RECORDS FOR THE TASK »
----

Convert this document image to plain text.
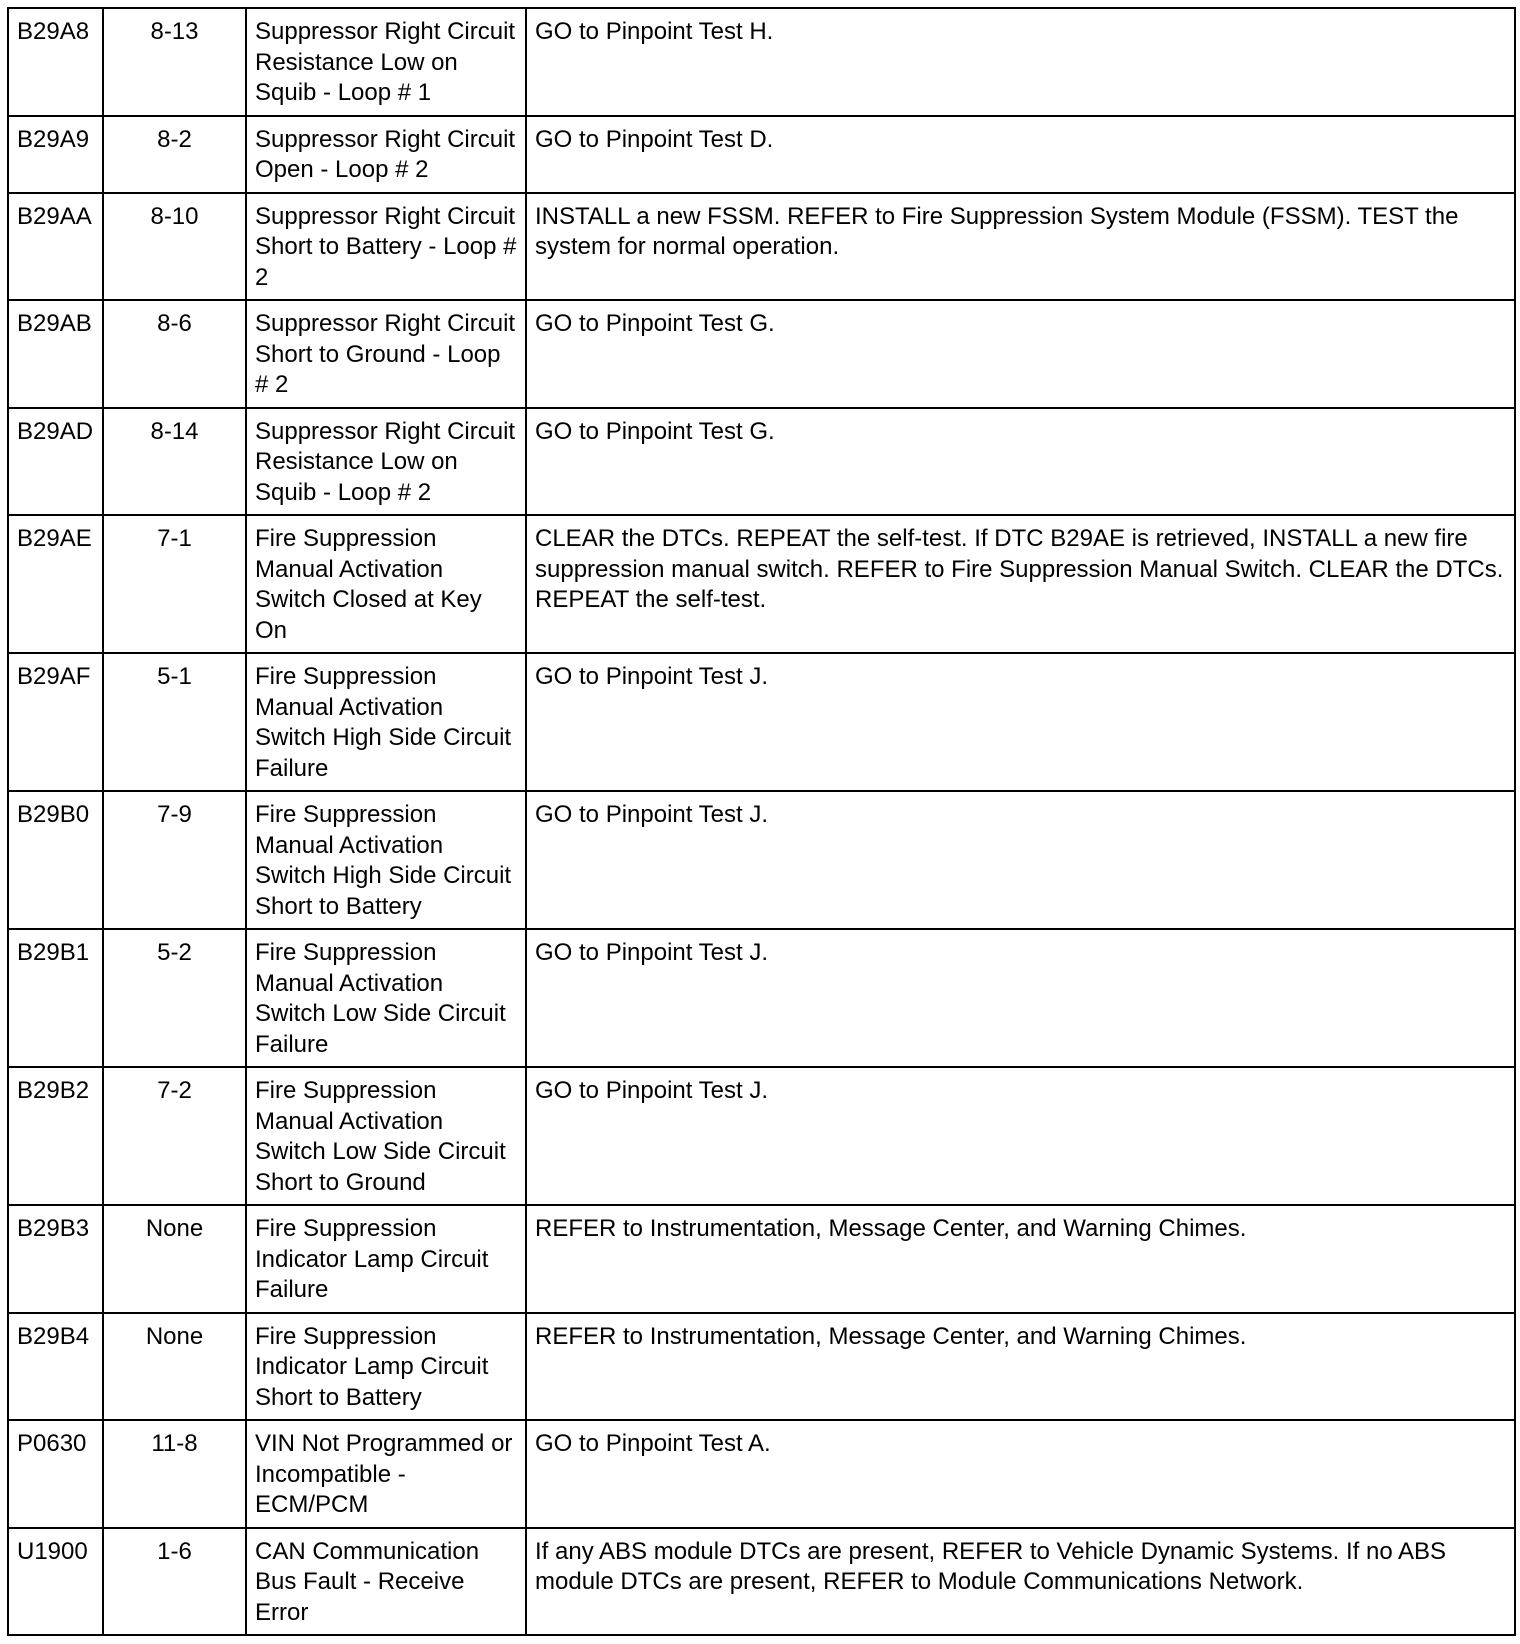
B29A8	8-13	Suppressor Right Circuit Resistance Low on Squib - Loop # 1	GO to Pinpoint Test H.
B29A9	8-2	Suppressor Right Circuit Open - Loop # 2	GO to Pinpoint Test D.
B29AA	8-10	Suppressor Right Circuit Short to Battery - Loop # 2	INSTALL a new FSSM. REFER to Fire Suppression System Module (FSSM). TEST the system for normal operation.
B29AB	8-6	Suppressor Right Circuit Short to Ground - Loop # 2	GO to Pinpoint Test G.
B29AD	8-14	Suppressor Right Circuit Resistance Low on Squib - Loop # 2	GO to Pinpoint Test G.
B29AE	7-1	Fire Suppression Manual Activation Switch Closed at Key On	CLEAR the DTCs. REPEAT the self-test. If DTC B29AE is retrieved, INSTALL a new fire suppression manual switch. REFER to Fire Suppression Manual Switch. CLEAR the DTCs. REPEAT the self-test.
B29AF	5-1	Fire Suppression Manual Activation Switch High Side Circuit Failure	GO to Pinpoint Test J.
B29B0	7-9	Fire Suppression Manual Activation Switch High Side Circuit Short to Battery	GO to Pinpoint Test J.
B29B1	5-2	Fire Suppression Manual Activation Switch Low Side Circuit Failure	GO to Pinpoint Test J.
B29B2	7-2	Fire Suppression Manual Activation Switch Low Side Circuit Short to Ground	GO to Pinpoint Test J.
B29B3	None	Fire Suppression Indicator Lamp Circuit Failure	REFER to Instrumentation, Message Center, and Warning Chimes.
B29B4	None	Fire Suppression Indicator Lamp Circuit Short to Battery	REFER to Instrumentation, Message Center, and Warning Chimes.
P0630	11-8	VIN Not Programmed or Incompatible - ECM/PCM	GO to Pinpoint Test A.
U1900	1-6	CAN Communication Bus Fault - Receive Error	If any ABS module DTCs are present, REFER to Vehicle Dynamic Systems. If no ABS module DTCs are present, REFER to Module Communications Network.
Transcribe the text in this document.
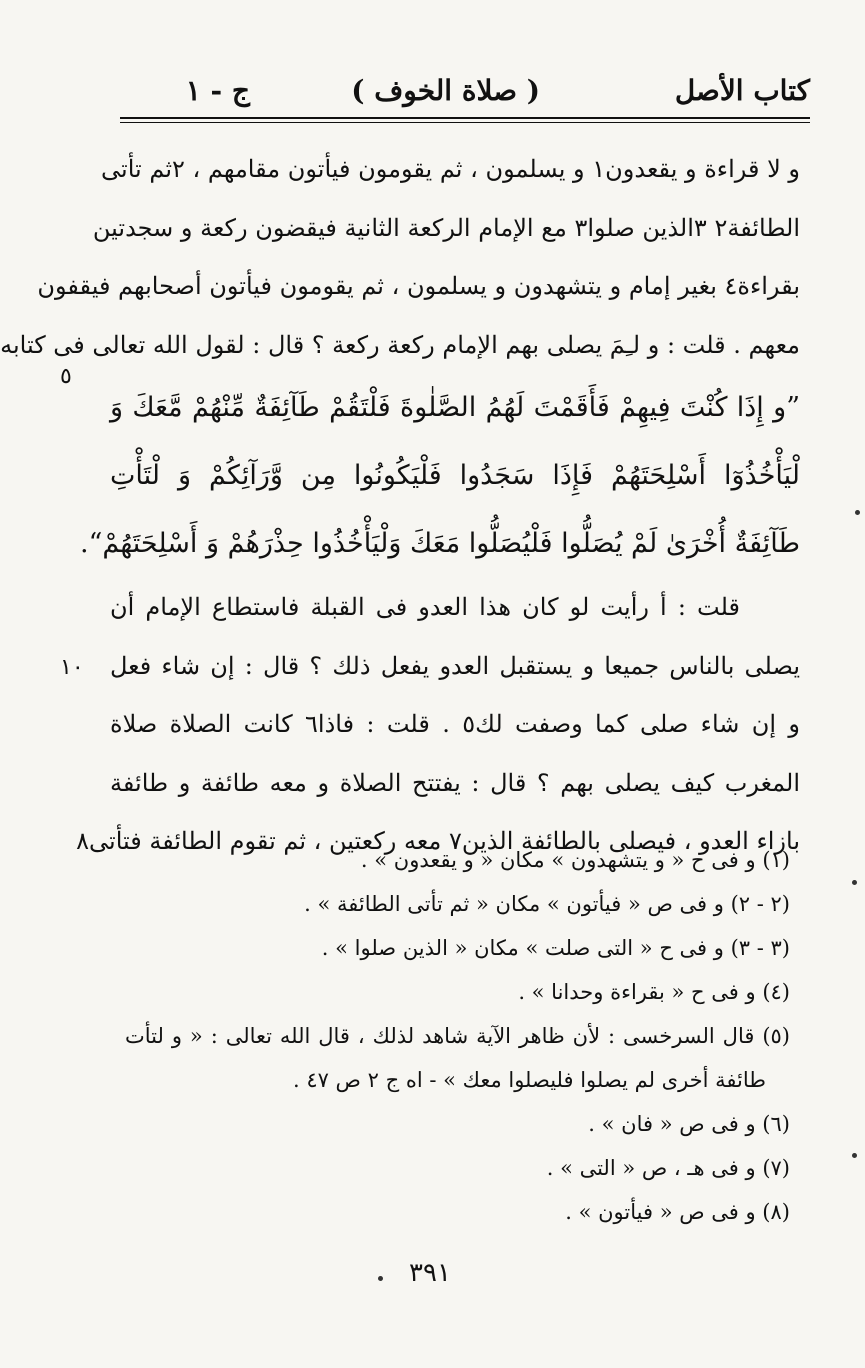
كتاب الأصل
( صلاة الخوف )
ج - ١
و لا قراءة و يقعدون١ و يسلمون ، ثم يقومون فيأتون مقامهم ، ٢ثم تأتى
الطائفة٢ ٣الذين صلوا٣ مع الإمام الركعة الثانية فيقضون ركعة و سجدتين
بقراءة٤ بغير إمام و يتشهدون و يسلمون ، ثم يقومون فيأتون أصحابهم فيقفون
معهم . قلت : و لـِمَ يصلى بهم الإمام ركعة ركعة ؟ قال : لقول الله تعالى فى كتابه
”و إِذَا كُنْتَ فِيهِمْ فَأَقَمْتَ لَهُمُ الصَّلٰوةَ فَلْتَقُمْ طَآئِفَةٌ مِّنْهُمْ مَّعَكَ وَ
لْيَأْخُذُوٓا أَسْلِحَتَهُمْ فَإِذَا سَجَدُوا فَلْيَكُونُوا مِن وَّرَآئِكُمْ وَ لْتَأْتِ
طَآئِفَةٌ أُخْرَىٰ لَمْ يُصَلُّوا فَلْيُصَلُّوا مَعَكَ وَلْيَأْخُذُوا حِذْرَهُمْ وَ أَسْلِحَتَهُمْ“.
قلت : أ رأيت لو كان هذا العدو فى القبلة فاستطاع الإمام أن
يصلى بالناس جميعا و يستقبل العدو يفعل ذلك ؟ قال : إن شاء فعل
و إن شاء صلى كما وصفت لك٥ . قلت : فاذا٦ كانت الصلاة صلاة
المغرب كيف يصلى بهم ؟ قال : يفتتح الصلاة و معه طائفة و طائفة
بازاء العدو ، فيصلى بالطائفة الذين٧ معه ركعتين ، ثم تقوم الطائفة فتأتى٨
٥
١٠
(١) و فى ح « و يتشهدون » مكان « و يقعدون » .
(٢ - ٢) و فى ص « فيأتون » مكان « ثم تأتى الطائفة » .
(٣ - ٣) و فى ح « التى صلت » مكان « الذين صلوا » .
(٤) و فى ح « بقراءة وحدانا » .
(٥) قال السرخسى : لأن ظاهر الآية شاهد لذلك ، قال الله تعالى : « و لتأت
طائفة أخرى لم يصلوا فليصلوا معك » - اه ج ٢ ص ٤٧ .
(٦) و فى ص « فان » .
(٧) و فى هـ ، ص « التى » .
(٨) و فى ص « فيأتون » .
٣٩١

----

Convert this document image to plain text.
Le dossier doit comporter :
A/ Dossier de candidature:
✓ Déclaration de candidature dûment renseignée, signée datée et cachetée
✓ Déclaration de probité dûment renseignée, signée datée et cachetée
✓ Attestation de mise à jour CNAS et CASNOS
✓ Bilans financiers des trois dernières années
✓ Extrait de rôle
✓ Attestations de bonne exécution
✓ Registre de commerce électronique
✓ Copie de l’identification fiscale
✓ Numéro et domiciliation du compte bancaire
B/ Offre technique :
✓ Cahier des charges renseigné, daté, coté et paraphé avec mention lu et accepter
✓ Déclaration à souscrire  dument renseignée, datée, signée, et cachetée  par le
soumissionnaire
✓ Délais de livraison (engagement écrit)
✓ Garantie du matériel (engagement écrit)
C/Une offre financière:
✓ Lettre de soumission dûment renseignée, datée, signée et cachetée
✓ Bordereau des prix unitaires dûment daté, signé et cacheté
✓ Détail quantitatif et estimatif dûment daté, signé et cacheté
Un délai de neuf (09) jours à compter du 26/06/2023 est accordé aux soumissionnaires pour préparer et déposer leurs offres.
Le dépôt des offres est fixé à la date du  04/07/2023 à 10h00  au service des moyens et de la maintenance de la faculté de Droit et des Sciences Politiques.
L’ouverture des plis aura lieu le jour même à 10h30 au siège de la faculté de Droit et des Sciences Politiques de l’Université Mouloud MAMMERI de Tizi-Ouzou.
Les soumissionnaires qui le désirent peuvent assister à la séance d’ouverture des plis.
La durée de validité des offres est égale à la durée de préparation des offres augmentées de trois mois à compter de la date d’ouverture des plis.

----

PROBLEM STATEMENT »
Search the lines above for the string "plis" and copy each line that has it.

EXPECTED ANSWER »
L’ouverture des plis aura lieu le jour même à 10h30 au siège de la faculté de Droit et des Sciences Politiques de l’Université Mouloud MAMMERI de Tizi-Ouzou.
Les soumissionnaires qui le désirent peuvent assister à la séance d’ouverture des plis.
La durée de validité des offres est égale à la durée de préparation des offres augmentées de trois mois à compter de la date d’ouverture des plis.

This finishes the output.